◆ Goal: Copy every record exactly, and keep the pictures out.

[Stored records]
• • • •

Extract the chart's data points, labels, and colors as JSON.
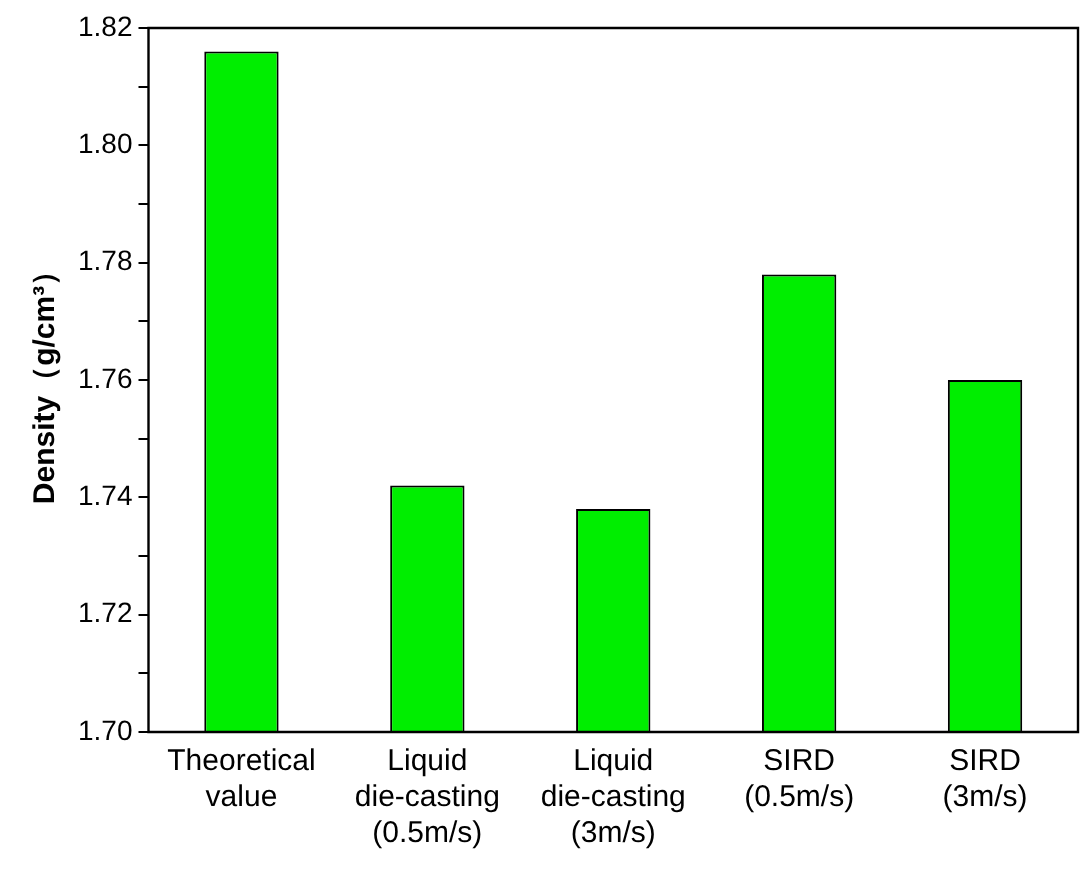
{
  "chart_data": {
    "type": "bar",
    "ylabel": "Density（g/cm³）",
    "categories": [
      "Theoretical\nvalue",
      "Liquid\ndie-casting\n(0.5m/s)",
      "Liquid\ndie-casting\n(3m/s)",
      "SIRD\n(0.5m/s)",
      "SIRD\n(3m/s)"
    ],
    "values": [
      1.816,
      1.742,
      1.738,
      1.778,
      1.76
    ],
    "color": "#00ee00",
    "ylim": [
      1.7,
      1.82
    ],
    "yticks": [
      {
        "value": 1.7,
        "label": "1.70"
      },
      {
        "value": 1.71,
        "label": null
      },
      {
        "value": 1.72,
        "label": "1.72"
      },
      {
        "value": 1.73,
        "label": null
      },
      {
        "value": 1.74,
        "label": "1.74"
      },
      {
        "value": 1.75,
        "label": null
      },
      {
        "value": 1.76,
        "label": "1.76"
      },
      {
        "value": 1.77,
        "label": null
      },
      {
        "value": 1.78,
        "label": "1.78"
      },
      {
        "value": 1.79,
        "label": null
      },
      {
        "value": 1.8,
        "label": "1.80"
      },
      {
        "value": 1.81,
        "label": null
      },
      {
        "value": 1.82,
        "label": "1.82"
      }
    ],
    "grid": false,
    "legend": false
  }
}
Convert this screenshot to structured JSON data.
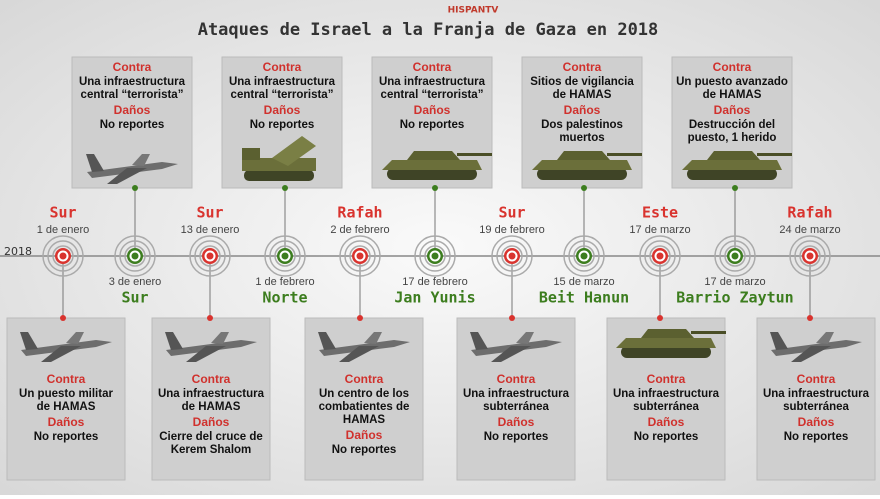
{
  "header": {
    "title": "Ataques de Israel a la Franja de Gaza en 2018",
    "logo": "HISPANTV"
  },
  "year": "2018",
  "labels": {
    "against": "Contra",
    "damage": "Daños"
  },
  "events": [
    {
      "place": "Sur",
      "date": "1 de enero",
      "target": [
        "Un puesto militar",
        "de HAMAS"
      ],
      "damage": [
        "No reportes"
      ]
    },
    {
      "place": "Sur",
      "date": "3 de enero",
      "target": [
        "Una infraestructura",
        "central “terrorista”"
      ],
      "damage": [
        "No reportes"
      ]
    },
    {
      "place": "Sur",
      "date": "13 de enero",
      "target": [
        "Una infraestructura",
        "de HAMAS"
      ],
      "damage": [
        "Cierre del cruce de",
        "Kerem Shalom"
      ]
    },
    {
      "place": "Norte",
      "date": "1 de febrero",
      "target": [
        "Una infraestructura",
        "central “terrorista”"
      ],
      "damage": [
        "No reportes"
      ]
    },
    {
      "place": "Rafah",
      "date": "2 de febrero",
      "target": [
        "Un centro de los",
        "combatientes de",
        "HAMAS"
      ],
      "damage": [
        "No reportes"
      ]
    },
    {
      "place": "Jan Yunis",
      "date": "17 de febrero",
      "target": [
        "Una infraestructura",
        "central “terrorista”"
      ],
      "damage": [
        "No reportes"
      ]
    },
    {
      "place": "Sur",
      "date": "19 de febrero",
      "target": [
        "Una infraestructura",
        "subterránea"
      ],
      "damage": [
        "No reportes"
      ]
    },
    {
      "place": "Beit Hanun",
      "date": "15 de marzo",
      "target": [
        "Sitios de vigilancia",
        "de HAMAS"
      ],
      "damage": [
        "Dos palestinos",
        "muertos"
      ]
    },
    {
      "place": "Este",
      "date": "17 de marzo",
      "target": [
        "Una infraestructura",
        "subterránea"
      ],
      "damage": [
        "No reportes"
      ]
    },
    {
      "place": "Barrio Zaytun",
      "date": "17 de marzo",
      "target": [
        "Un puesto avanzado",
        "de HAMAS"
      ],
      "damage": [
        "Destrucción del",
        "puesto, 1 herido"
      ]
    },
    {
      "place": "Rafah",
      "date": "24 de marzo",
      "target": [
        "Una infraestructura",
        "subterránea"
      ],
      "damage": [
        "No reportes"
      ]
    }
  ]
}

• • • •

◆ Exercise response:
Extract the chart's data points, labels, and colors as JSON.
{
  "chart_data": {
    "type": "bar",
    "ylabel": "Density（g/cm³）",
    "categories": [
      "Theoretical\nvalue",
      "Liquid\ndie-casting\n(0.5m/s)",
      "Liquid\ndie-casting\n(3m/s)",
      "SIRD\n(0.5m/s)",
      "SIRD\n(3m/s)"
    ],
    "values": [
      1.816,
      1.742,
      1.738,
      1.778,
      1.76
    ],
    "color": "#00ee00",
    "ylim": [
      1.7,
      1.82
    ],
    "yticks": [
      {
        "value": 1.7,
        "label": "1.70"
      },
      {
        "value": 1.71,
        "label": null
      },
      {
        "value": 1.72,
        "label": "1.72"
      },
      {
        "value": 1.73,
        "label": null
      },
      {
        "value": 1.74,
        "label": "1.74"
      },
      {
        "value": 1.75,
        "label": null
      },
      {
        "value": 1.76,
        "label": "1.76"
      },
      {
        "value": 1.77,
        "label": null
      },
      {
        "value": 1.78,
        "label": "1.78"
      },
      {
        "value": 1.79,
        "label": null
      },
      {
        "value": 1.8,
        "label": "1.80"
      },
      {
        "value": 1.81,
        "label": null
      },
      {
        "value": 1.82,
        "label": "1.82"
      }
    ],
    "grid": false,
    "legend": false
  }
}
Convert this screenshot to structured JSON data.
{
  "header": {
    "title": "Ataques de Israel a la Franja de Gaza en 2018",
    "logo": "HISPANTV"
  },
  "year": "2018",
  "labels": {
    "against": "Contra",
    "damage": "Daños"
  },
  "events": [
    {
      "place": "Sur",
      "date": "1 de enero",
      "target": [
        "Un puesto militar",
        "de HAMAS"
      ],
      "damage": [
        "No reportes"
      ]
    },
    {
      "place": "Sur",
      "date": "3 de enero",
      "target": [
        "Una infraestructura",
        "central “terrorista”"
      ],
      "damage": [
        "No reportes"
      ]
    },
    {
      "place": "Sur",
      "date": "13 de enero",
      "target": [
        "Una infraestructura",
        "de HAMAS"
      ],
      "damage": [
        "Cierre del cruce de",
        "Kerem Shalom"
      ]
    },
    {
      "place": "Norte",
      "date": "1 de febrero",
      "target": [
        "Una infraestructura",
        "central “terrorista”"
      ],
      "damage": [
        "No reportes"
      ]
    },
    {
      "place": "Rafah",
      "date": "2 de febrero",
      "target": [
        "Un centro de los",
        "combatientes de",
        "HAMAS"
      ],
      "damage": [
        "No reportes"
      ]
    },
    {
      "place": "Jan Yunis",
      "date": "17 de febrero",
      "target": [
        "Una infraestructura",
        "central “terrorista”"
      ],
      "damage": [
        "No reportes"
      ]
    },
    {
      "place": "Sur",
      "date": "19 de febrero",
      "target": [
        "Una infraestructura",
        "subterránea"
      ],
      "damage": [
        "No reportes"
      ]
    },
    {
      "place": "Beit Hanun",
      "date": "15 de marzo",
      "target": [
        "Sitios de vigilancia",
        "de HAMAS"
      ],
      "damage": [
        "Dos palestinos",
        "muertos"
      ]
    },
    {
      "place": "Este",
      "date": "17 de marzo",
      "target": [
        "Una infraestructura",
        "subterránea"
      ],
      "damage": [
        "No reportes"
      ]
    },
    {
      "place": "Barrio Zaytun",
      "date": "17 de marzo",
      "target": [
        "Un puesto avanzado",
        "de HAMAS"
      ],
      "damage": [
        "Destrucción del",
        "puesto, 1 herido"
      ]
    },
    {
      "place": "Rafah",
      "date": "24 de marzo",
      "target": [
        "Una infraestructura",
        "subterránea"
      ],
      "damage": [
        "No reportes"
      ]
    }
  ]
}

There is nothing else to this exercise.